━━━ PROVIDED RECORDS

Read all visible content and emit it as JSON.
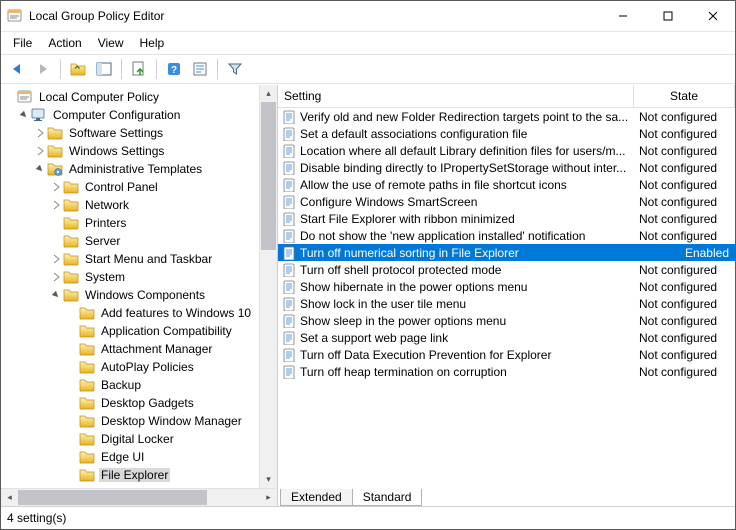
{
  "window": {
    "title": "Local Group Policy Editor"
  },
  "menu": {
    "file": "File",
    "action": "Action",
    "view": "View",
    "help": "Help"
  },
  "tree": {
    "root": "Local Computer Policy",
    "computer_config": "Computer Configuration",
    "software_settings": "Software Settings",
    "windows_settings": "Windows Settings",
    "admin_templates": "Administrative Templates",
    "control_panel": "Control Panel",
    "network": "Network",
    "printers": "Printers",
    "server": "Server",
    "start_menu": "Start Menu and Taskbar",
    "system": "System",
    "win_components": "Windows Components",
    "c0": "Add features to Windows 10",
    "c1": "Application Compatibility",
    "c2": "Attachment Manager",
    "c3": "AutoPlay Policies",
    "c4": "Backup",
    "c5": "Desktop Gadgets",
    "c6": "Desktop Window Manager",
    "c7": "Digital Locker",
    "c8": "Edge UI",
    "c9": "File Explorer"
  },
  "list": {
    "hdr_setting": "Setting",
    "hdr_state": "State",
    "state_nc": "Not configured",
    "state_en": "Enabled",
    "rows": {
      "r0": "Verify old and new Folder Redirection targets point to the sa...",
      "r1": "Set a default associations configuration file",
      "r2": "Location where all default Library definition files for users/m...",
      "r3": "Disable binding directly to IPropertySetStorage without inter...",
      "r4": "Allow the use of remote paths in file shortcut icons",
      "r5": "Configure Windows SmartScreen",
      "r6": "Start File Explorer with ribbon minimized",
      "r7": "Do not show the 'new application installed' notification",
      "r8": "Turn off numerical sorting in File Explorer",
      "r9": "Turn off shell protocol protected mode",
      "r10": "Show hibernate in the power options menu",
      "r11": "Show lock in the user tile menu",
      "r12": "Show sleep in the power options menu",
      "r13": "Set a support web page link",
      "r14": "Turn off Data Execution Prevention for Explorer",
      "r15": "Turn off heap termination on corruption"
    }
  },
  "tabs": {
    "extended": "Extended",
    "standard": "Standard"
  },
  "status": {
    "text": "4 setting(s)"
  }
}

━━━━━━
━━━ PROVIDED RECORDS

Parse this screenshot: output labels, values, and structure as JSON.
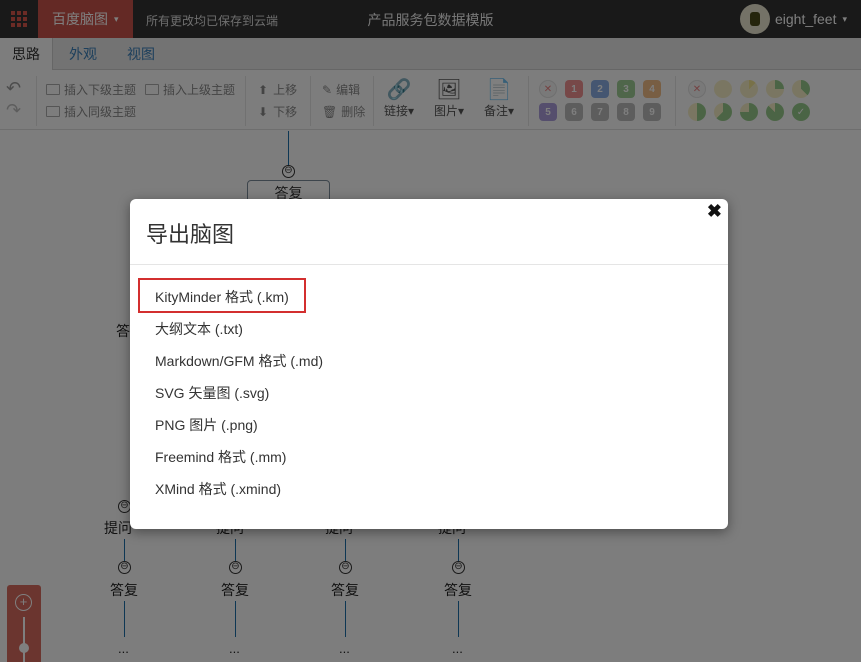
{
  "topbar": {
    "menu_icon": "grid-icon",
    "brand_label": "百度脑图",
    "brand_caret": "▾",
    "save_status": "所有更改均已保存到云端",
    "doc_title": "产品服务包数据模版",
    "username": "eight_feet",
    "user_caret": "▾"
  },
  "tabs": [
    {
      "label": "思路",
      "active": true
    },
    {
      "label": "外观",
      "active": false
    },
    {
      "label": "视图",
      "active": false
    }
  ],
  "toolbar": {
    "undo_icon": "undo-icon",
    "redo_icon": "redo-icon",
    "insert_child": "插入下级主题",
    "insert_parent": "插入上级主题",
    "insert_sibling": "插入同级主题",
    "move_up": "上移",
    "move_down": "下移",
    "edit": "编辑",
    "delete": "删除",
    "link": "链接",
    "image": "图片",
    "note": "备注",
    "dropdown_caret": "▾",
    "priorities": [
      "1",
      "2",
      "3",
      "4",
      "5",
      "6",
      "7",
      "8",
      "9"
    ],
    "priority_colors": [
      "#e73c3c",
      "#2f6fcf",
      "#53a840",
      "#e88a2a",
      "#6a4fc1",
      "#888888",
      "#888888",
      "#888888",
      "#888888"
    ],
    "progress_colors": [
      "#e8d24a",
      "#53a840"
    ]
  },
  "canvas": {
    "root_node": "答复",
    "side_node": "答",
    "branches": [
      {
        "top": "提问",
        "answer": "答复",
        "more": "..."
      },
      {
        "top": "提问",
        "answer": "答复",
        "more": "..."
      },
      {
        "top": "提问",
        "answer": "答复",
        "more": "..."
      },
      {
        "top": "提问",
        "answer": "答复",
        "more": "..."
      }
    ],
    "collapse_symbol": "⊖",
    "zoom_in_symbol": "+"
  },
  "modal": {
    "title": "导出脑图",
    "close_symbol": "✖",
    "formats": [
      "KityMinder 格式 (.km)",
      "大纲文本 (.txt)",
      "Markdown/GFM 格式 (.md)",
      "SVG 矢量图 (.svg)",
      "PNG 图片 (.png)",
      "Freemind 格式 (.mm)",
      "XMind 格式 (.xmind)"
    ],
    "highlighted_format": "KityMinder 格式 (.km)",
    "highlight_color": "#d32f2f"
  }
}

━━━━━━

▶ [GIVEN EXERCISE]: Show, from the material above, each line that includes the string "Manager".

▶ [ANSWER FOR THIS EXERCISE]:
    "c2": "Attachment Manager",
    "c6": "Desktop Window Manager",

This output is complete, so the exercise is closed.